-- START SOURCE EXTRACT --

US20160303761A1

US20160303761A1 - Method for Producing a Fiber Board Having Improved Chemical and Mechanical Properties

Info

Publication number: US20160303761A1
Application number: US15/099,881
Authority: US
Inventors: Gerhard Stahl
Original assignee: Cefla Deutschland GmbH
Current assignee: Cefla Deutschland GmbH
Priority date: 2015-04-17
Filing date: 2016-04-15
Publication date: 2016-10-20
Also published as: DE102015206941A1; EP3098043A1; EP3098043B1

Abstract

In a method for producing a fiber board, particularly a hardened wood fiber board, liquid curing material is applied across the entire surface of a top side of the fiber board, wherein less than 500 ml of curing material are applied per m². By generating a pressure difference between the top side and the bottom side of the fiber board, the curing material will be sucked and/or pressed in. This makes it possible to produce customizable fiber boards at a later time, into which desired contours and grooves can be formed, wherein the required post-processing is simplified and, thus, the fiber boards can be produced in an inexpensive manner.

Description

CROSS-REFERENCE TO RELATED APPLICATION

This application claims priority to German Patent Application No. 10 2015 206 941.9 filed Apr. 17, 2015, the disclosure of which is hereby incorporated in its entirety by reference.

BACKGROUND OF THE INVENTION

1. Field of the Invention
The present invention relates to a method for producing a fiber board having improved chemical and mechanical properties; such boards can be e.g. wood fiber boards or hemp fiber boards as well as glass or mineral wool boards. An exemplary embodiment will be explained herein by way of a wood fiber board.
2. Description of Related Art
For the production of furniture, door leaves and the like, it is known to use wood fiber boards. These consist of wood fiber boards attached to each other by pressing, which after the pressing process usually have a density of 450 to 1000 kg/m³. In a conventional wood fiber board that has not been partially post-processed by post-crosslinked polyurethane, it is required to lacquer the board several times, i.e. normally five or six times, for generating a high-grade lacquered surface, wherein abrading milling have to be performed between the individual lacquering steps. Still more technical expenditure is caused by the treatment of the wood fiber board in case that a structured surface shall be generated by the milling of grooves, cassettes or the like structures. This process has the consequence that the surface of the wood fiber board, e.g. in the area of the grooves or cassettes, is caused to become more porous because the milling will proceed through the thicker cover layer into the less dense medium layer. By being lacquered e.g. with water-soluble UV lacquers, water-based lacquers and the like, the fibers will be caused to attain an upright position and will thus require bothersome post-processing, frequently in the form of a manual abrasion process.

-- END SOURCE EXTRACT --
-- START DATA LINES --

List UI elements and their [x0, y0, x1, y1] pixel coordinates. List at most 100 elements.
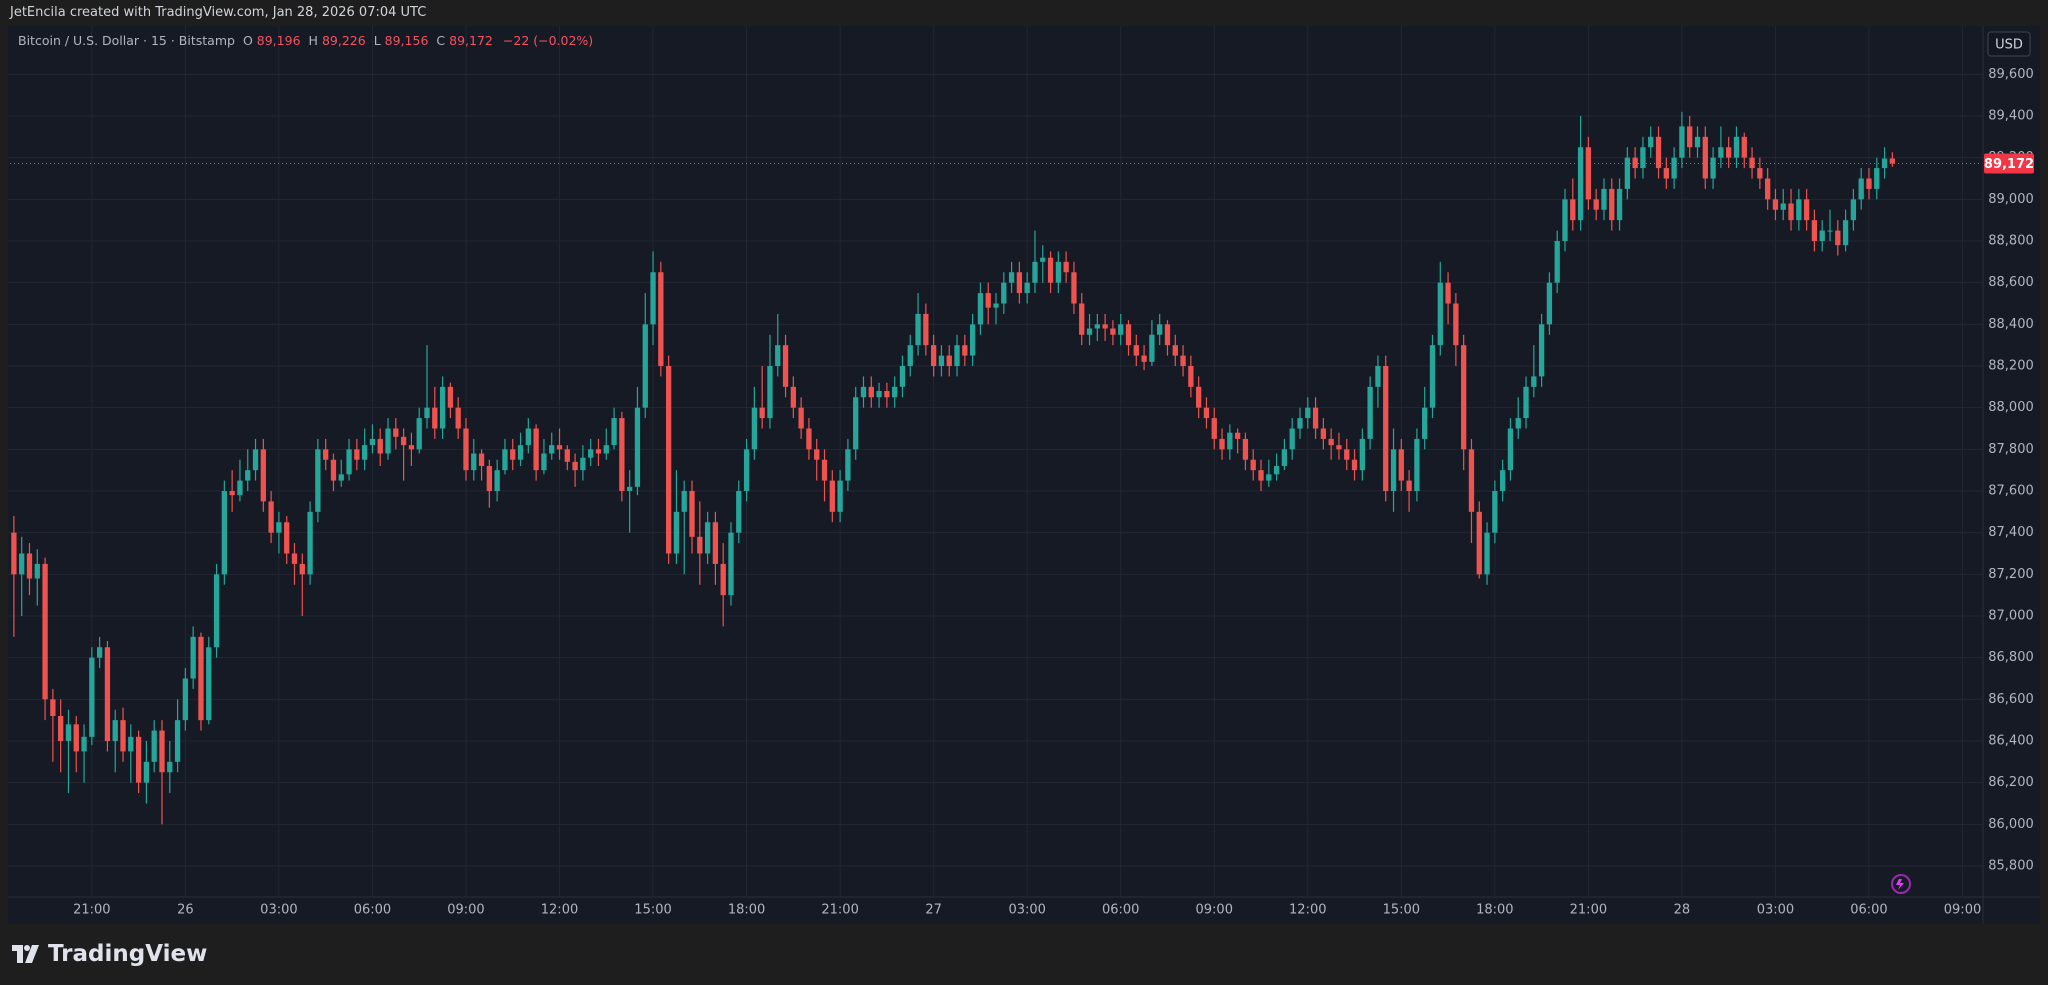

-- END DATA LINES --

SET TASKS:
1 > Summarize the fiber board patent text in two sentences.
2 > Reproduce the fiber board patent text word for word, starting with "CROSS-REFERENCE TO RELATED" and going on through "entirety by reference.".

ANSWER LIST:
1 > The patent describes a method for producing a fiber board, particularly a hardened wood fiber board, in which less than 500 ml of liquid curing material per m² is applied across the entire top side and then sucked and/or pressed in by a pressure difference between the top and bottom sides. This lets customizable boards with desired contours and grooves be produced inexpensively with simpler post-processing, whereas conventional wood fiber boards need five or six lacquer coats with abrading in between and become more porous where grooves or cassettes are milled, so that lacquering makes the fibers stand upright and calls for bothersome post-processing.

2 >
CROSS-REFERENCE TO RELATED APPLICATION

This application claims priority to German Patent Application No. 10 2015 206 941.9 filed Apr. 17, 2015, the disclosure of which is hereby incorporated in its entirety by reference.